* Texte *

######

Les modèles centrés sur l’usage
Les modèles centrés sur l’usage ont été principalement conçus pour gérer des problèmes relevant de la conception de systèmes TP et/ou SP.
Avantages. Ceux-ci sont particulièrement adaptés pour prendre en compte et analyser les besoins de l’utilisateur final et les déterminants d’usage dans la première étape du processus de conception tel que défini dans le chapitre 2.
Ces modèles proposent également une approche co-créative avec l’utilisateur pour construire, structurer ou affiner chaque résultat de la phase.
Inconvénients. Une compréhension claire du problème sociétal (Changement d’usage cible) et du système sociotechnique (le contexte d’action) est nécessaire pour lancer ce type de processus de conception, or cette phase de compréhension n’est pas, ou peu, abordée dans le cadre de ces modèles.
Les modèles centrés sur le système
Les modèles centrés sur le système ont été conçus tout d’abord pour la conception de systèmes SP et sont également adaptés pour la conception de système TP.
Avantages. Ils s’avèrent particulièrement robustes pour définir les exigences utilisateurs. Ces modèles sont également pertinents pour définir les exigences systèmes et l’architecture du système cible.
Inconvénients. Cependant, ils ne disposent pas d’outils spécifiques pour définir le problème initial et pour collecter les besoins utilisateurs. En outre, peu de place est laissée aux processus de cocréation.

######

* Consignes *
(A) Dans le texte sur les modèles de conception, pour quel type de systèmes les modèles centrés sur le système ont-ils été conçus tout d'abord ?
(B) Transcrivez fidèlement le passage du texte sur les modèles de conception qui commence aux mots « Inconvénients. Cependant, ils » et s'achève après les mots « processus de cocréation. ».
(C) Rédigez la suite du texte sur les modèles de conception, à partir de sa dernière phrase.

######

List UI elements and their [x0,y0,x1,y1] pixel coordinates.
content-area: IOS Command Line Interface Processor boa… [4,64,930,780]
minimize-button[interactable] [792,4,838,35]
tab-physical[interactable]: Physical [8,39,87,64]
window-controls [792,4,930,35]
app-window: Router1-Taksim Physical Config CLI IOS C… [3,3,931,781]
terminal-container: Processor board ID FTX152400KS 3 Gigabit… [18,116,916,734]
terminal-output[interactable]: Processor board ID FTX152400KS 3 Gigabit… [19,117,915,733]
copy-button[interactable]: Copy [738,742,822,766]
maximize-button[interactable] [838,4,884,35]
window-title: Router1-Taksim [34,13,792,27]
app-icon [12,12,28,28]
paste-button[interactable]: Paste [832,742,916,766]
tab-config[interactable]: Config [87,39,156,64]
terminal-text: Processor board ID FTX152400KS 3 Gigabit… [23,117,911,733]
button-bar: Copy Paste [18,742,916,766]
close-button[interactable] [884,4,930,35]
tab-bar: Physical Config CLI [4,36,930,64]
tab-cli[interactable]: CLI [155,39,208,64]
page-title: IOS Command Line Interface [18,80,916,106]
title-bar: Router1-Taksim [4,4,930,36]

######

* Réponses *
(A) Pour la conception de systèmes SP.

(B)
Inconvénients. Cependant, ils ne disposent pas d’outils spécifiques pour définir le problème initial et pour collecter les besoins utilisateurs. En outre, peu de place est laissée aux processus de cocréation.

(C)
Les modèles centrés sur la situation
Les modèles centrés sur la situation ont été conçus tout d’abord pour la construction de systèmes SP, mais sont également adaptés pour la conception de systèmes TP.
Avantages. Ces modèles permettent tout d’abord de soutenir l’innovation dans un environnement indéterminé et non prédictif. Il propose le développement de système SP et TP sur la base d’une définition d’une situation cible à atteindre. Les systèmes sont alors pensés en termes de fonctionnalités, plutôt qu’en termes de composantes techniques. Par ailleurs, le concept de situation offre un ancrage opérationnel pour traduire les besoins des utilisateurs en objectifs que doivent atteindre les systèmes cible SP et TP. De plus, dans le cas de l’analyse de valeur, la spécification des exigences techniques du système cible peut être considéré plus flexible que la spécification des modèles centrés sur le système. Parce que la résolution de problèmes fonctionnels nécessite des ajustements et des adaptations de spécifications pendant le processus de conception, les modèles centrés sur la situation peuvent être plus appropriés que les modèles centrés sur le système dans le cas d’un système SP complexe.
Inconvénients. En revanche, ces modèles sont peu robustes dans les étapes de collecte des besoins. Par ailleurs, la flexibilité laissée aux groupes de travail qui appliquent ces modèles au cours de la phase de définition des fonctionnalités peut augmenter les erreurs d’interprétation des besoins utilisateurs lors de leur traduction en exigences systèmes.
Les modèles centrés sur la transition
Les modèles centrés sur la transition ont été conçus pour comprendre les problèmes sociétaux et organiser le système sociotechnique en vue de construire les changements d’usage.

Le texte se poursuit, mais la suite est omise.